*Instruction*
From the entries below, pull out each line where "язань" appears.

*Material for the task*

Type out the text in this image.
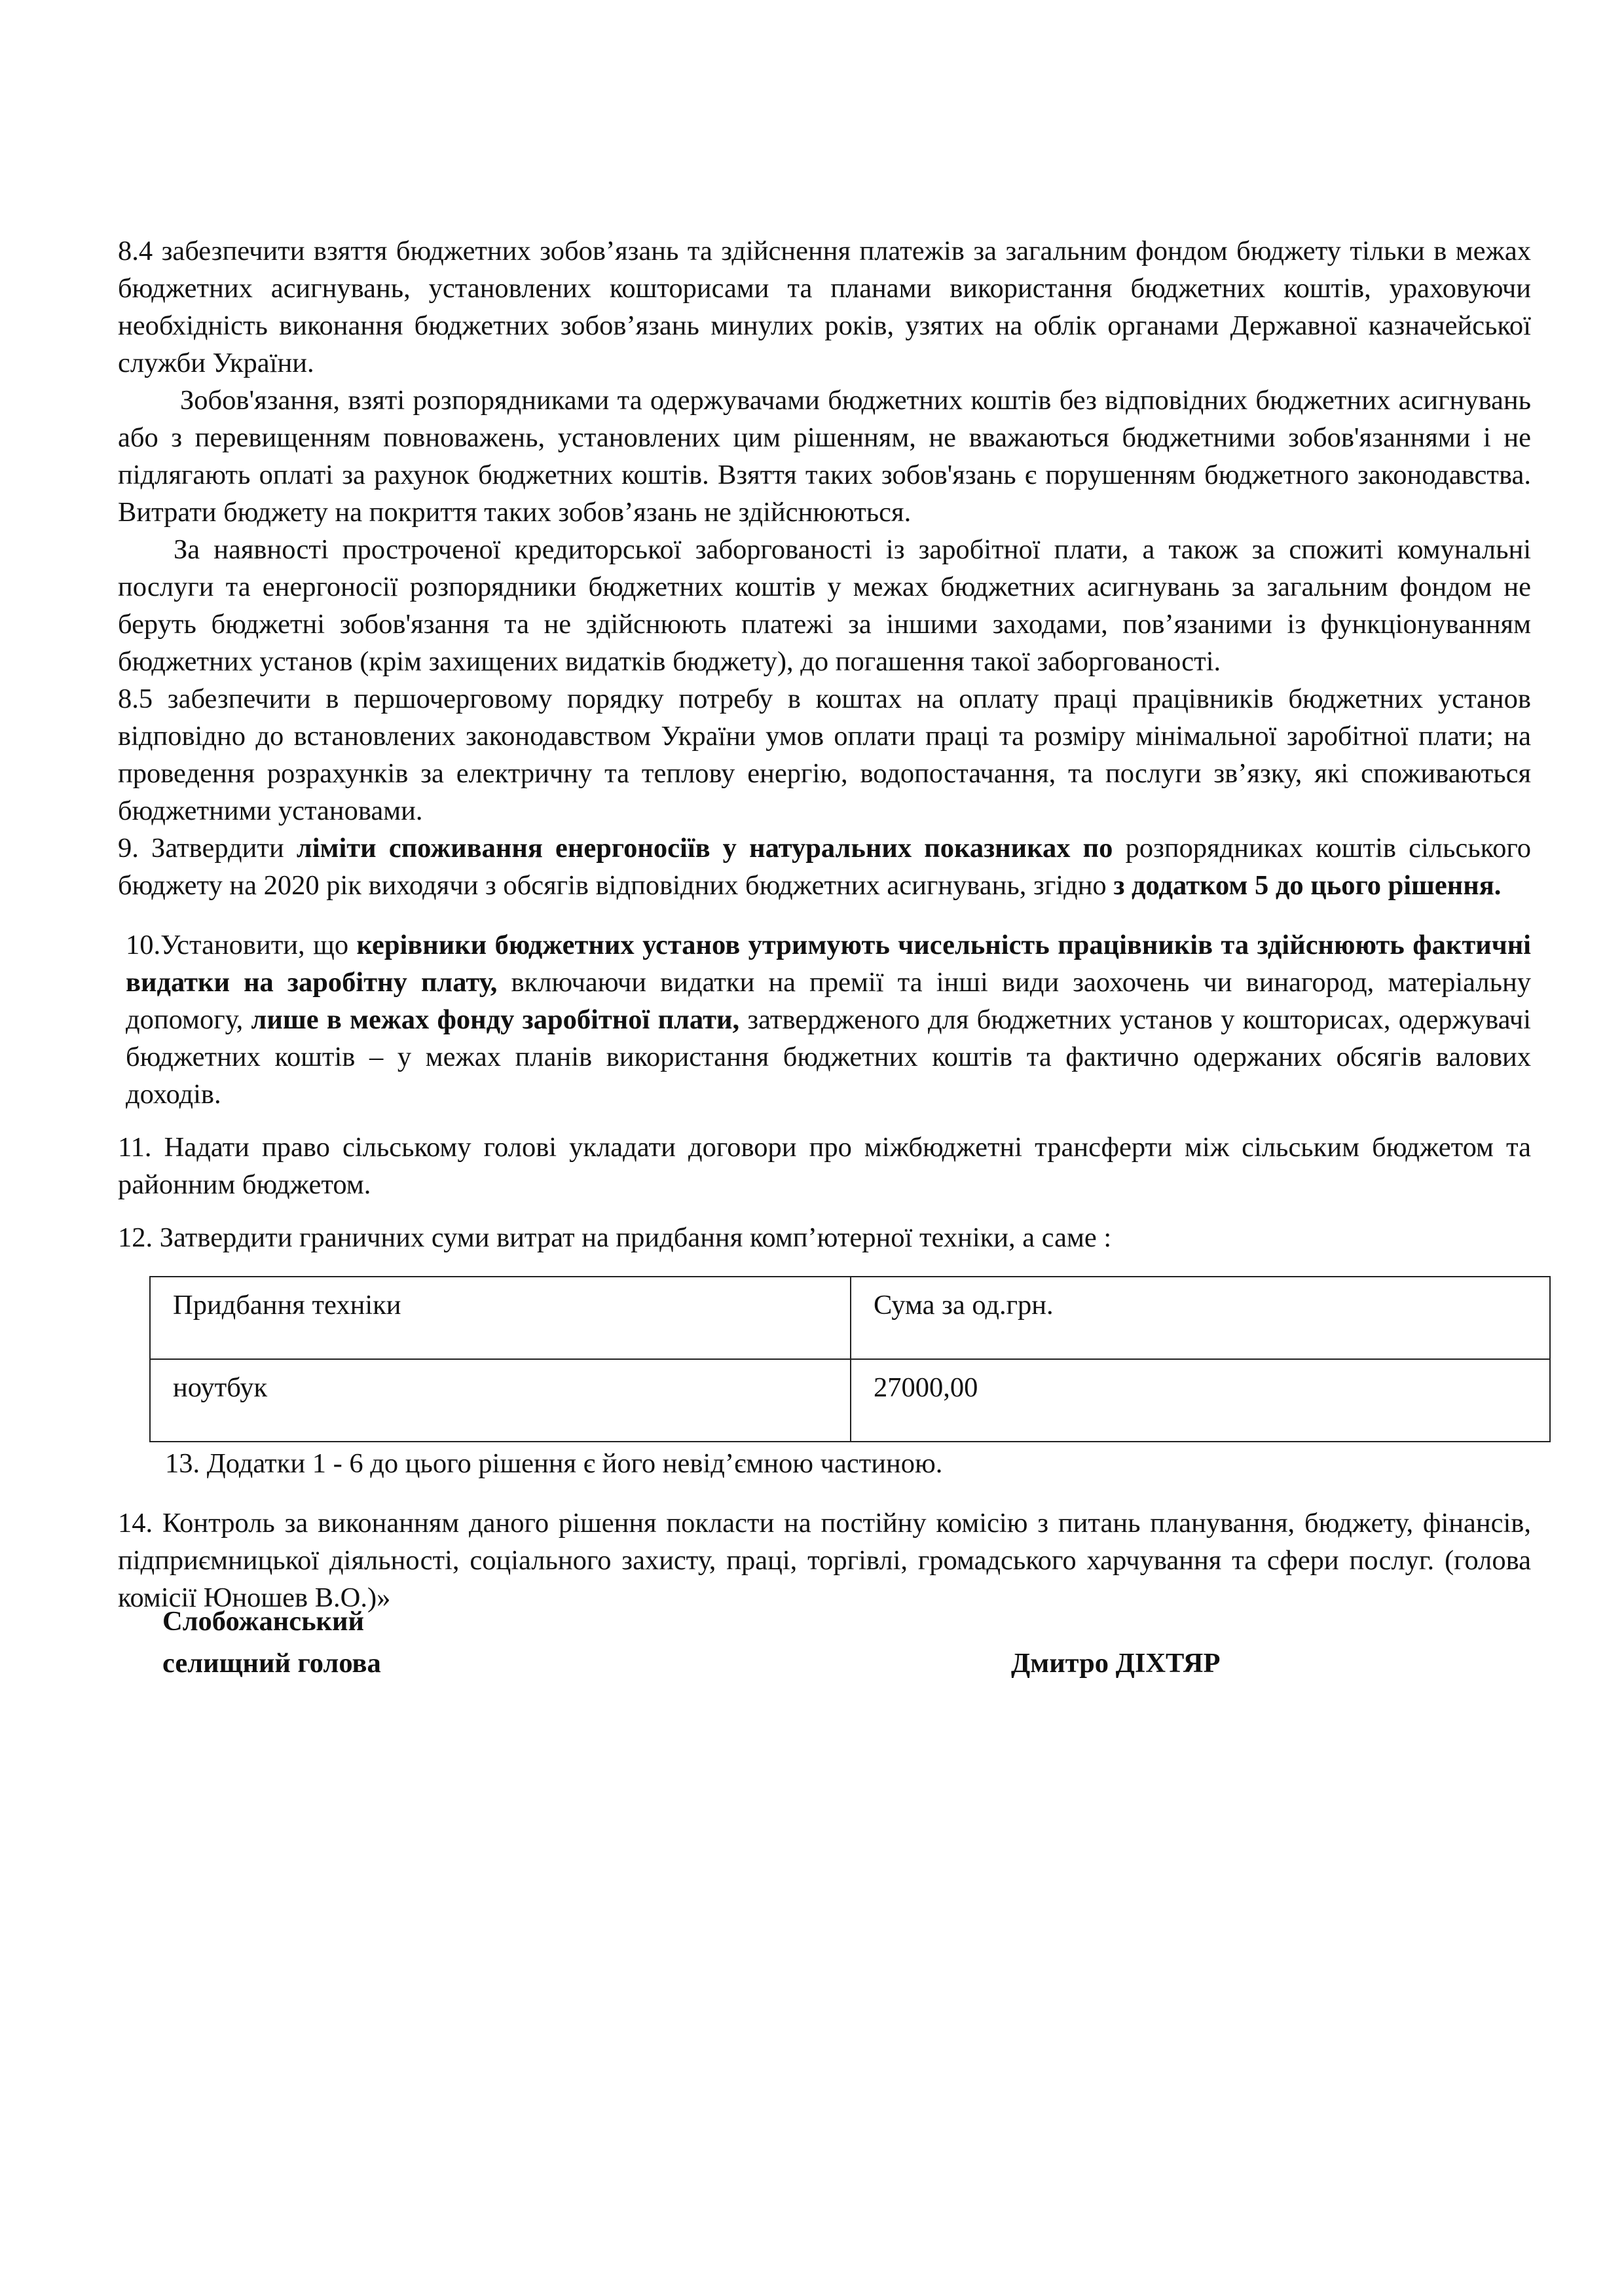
8.4 забезпечити взяття бюджетних зобов’язань та здійснення платежів за загальним фондом бюджету тільки в межах бюджетних асигнувань, установлених кошторисами та планами використання бюджетних коштів, ураховуючи необхідність виконання бюджетних зобов’язань минулих років, узятих на облік органами Державної казначейської служби України.

Зобов'язання, взяті розпорядниками та одержувачами бюджетних коштів без відповідних бюджетних асигнувань або з перевищенням повноважень, установлених цим рішенням, не вважаються бюджетними зобов'язаннями і не підлягають оплаті за рахунок бюджетних коштів. Взяття таких зобов'язань є порушенням бюджетного законодавства. Витрати бюджету на покриття таких зобов’язань не здійснюються.

За наявності простроченої кредиторської заборгованості із заробітної плати, а також за спожиті комунальні послуги та енергоносії розпорядники бюджетних коштів у межах бюджетних асигнувань за загальним фондом не беруть бюджетні зобов'язання та не здійснюють платежі за іншими заходами, пов’язаними із функціонуванням бюджетних установ (крім захищених видатків бюджету), до погашення такої заборгованості.

8.5 забезпечити в першочерговому порядку потребу в коштах на оплату праці працівників бюджетних установ відповідно до встановлених законодавством України умов оплати праці та розміру мінімальної заробітної плати; на проведення розрахунків за електричну та теплову енергію, водопостачання, та послуги зв’язку, які споживаються бюджетними установами.

9. Затвердити ліміти споживання енергоносіїв у натуральних показниках по розпорядниках коштів сільського бюджету на 2020 рік виходячи з обсягів відповідних бюджетних асигнувань, згідно з додатком 5 до цього рішення.

10.Установити, що керівники бюджетних установ утримують чисельність працівників та здійснюють фактичні видатки на заробітну плату, включаючи видатки на премії та інші види заохочень чи винагород, матеріальну допомогу, лише в межах фонду заробітної плати, затвердженого для бюджетних установ у кошторисах, одержувачі бюджетних коштів – у межах планів використання бюджетних коштів та фактично одержаних обсягів валових доходів.

11. Надати право сільському голові укладати договори про міжбюджетні трансферти між сільським бюджетом та районним бюджетом.

12. Затвердити граничних суми витрат на придбання комп’ютерної техніки, а саме :

Придбання техніки	Сума за од.грн.
ноутбук	27000,00

13. Додатки 1 - 6 до цього рішення є його невід’ємною частиною.

14. Контроль за виконанням даного рішення покласти на постійну комісію з питань планування, бюджету, фінансів, підприємницької діяльності, соціального захисту, праці, торгівлі, громадського харчування та сфери послуг. (голова комісії Юношев В.О.)»

Слобожанський
селищний голова	Дмитро ДІХТЯР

*The solution*
8.4 забезпечити взяття бюджетних зобов’язань та здійснення платежів за загальним фондом бюджету тільки в межах бюджетних асигнувань, установлених кошторисами та планами використання бюджетних коштів, ураховуючи необхідність виконання бюджетних зобов’язань минулих років, узятих на облік органами Державної казначейської служби України.
Зобов'язання, взяті розпорядниками та одержувачами бюджетних коштів без відповідних бюджетних асигнувань або з перевищенням повноважень, установлених цим рішенням, не вважаються бюджетними зобов'язаннями і не підлягають оплаті за рахунок бюджетних коштів. Взяття таких зобов'язань є порушенням бюджетного законодавства. Витрати бюджету на покриття таких зобов’язань не здійснюються.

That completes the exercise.